§ **THE REQUEST**
All of the material below is to be restated word for word, apart from the pictures.

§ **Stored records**
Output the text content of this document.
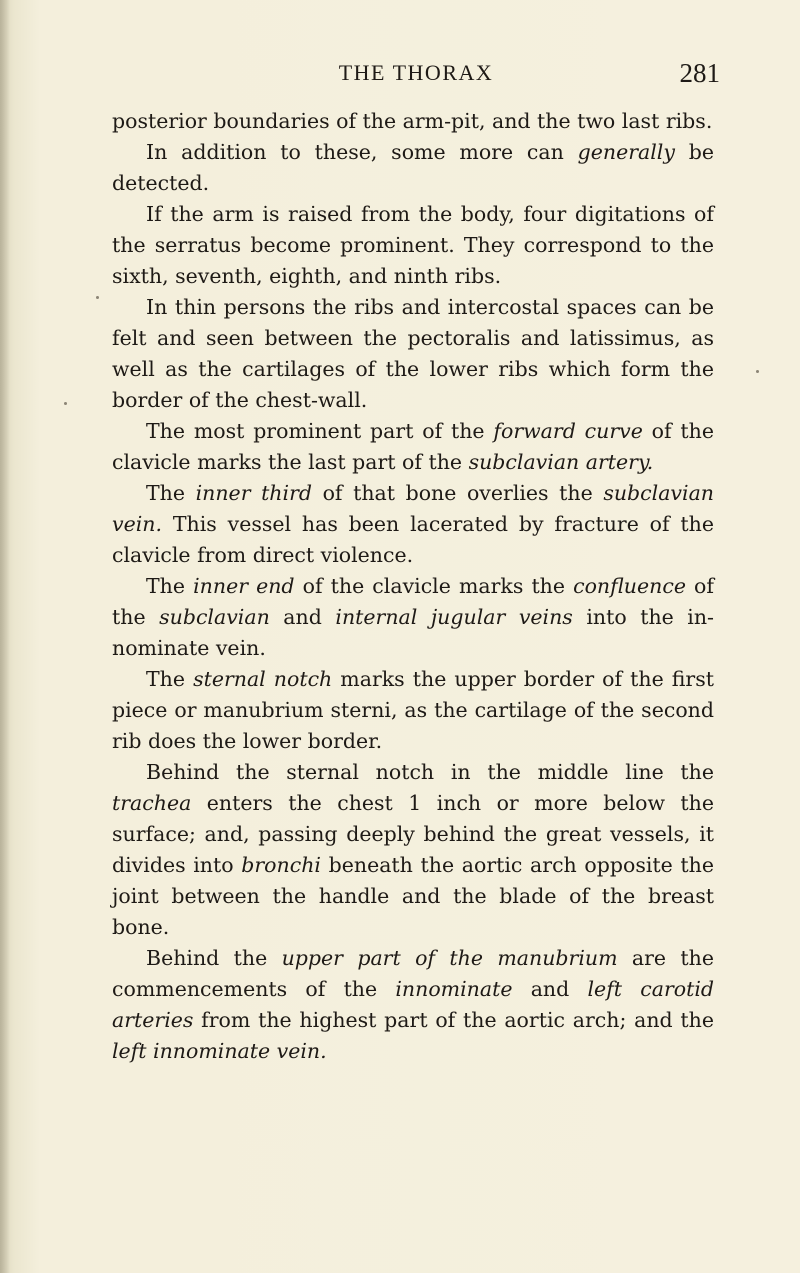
THE THORAX	281

posterior boundaries of the arm-pit, and the two last ribs.

In addition to these, some more can generally be detected.

If the arm is raised from the body, four digitations of the serratus become prominent. They correspond to the sixth, seventh, eighth, and ninth ribs.

In thin persons the ribs and intercostal spaces can be felt and seen between the pectoralis and latissimus, as well as the cartilages of the lower ribs which form the border of the chest-wall.

The most prominent part of the forward curve of the clavicle marks the last part of the subclavian artery.

The inner third of that bone overlies the subclavian vein. This vessel has been lacerated by fracture of the clavicle from direct violence.

The inner end of the clavicle marks the confluence of the subclavian and internal jugular veins into the in-nominate vein.

The sternal notch marks the upper border of the first piece or manubrium sterni, as the cartilage of the second rib does the lower border.

Behind the sternal notch in the middle line the trachea enters the chest 1 inch or more below the surface; and, passing deeply behind the great vessels, it divides into bronchi beneath the aortic arch opposite the joint between the handle and the blade of the breast bone.

Behind the upper part of the manubrium are the commencements of the innominate and left carotid arteries from the highest part of the aortic arch; and the left innominate vein.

§ **ANSWER FOR THE TASK**
Output the text content of this document.
THE THORAX	281

posterior boundaries of the arm-pit, and the two last ribs.

In addition to these, some more can generally be detected.

If the arm is raised from the body, four digitations of the serratus become prominent. They correspond to the sixth, seventh, eighth, and ninth ribs.

In thin persons the ribs and intercostal spaces can be felt and seen between the pectoralis and latissimus, as well as the cartilages of the lower ribs which form the border of the chest-wall.

The most prominent part of the forward curve of the clavicle marks the last part of the subclavian artery.

The inner third of that bone overlies the subclavian vein. This vessel has been lacerated by fracture of the clavicle from direct violence.

The inner end of the clavicle marks the confluence of the subclavian and internal jugular veins into the in-nominate vein.

The sternal notch marks the upper border of the first piece or manubrium sterni, as the cartilage of the second rib does the lower border.

Behind the sternal notch in the middle line the trachea enters the chest 1 inch or more below the surface; and, passing deeply behind the great vessels, it divides into bronchi beneath the aortic arch opposite the joint between the handle and the blade of the breast bone.

Behind the upper part of the manubrium are the commencements of the innominate and left carotid arteries from the highest part of the aortic arch; and the left innominate vein.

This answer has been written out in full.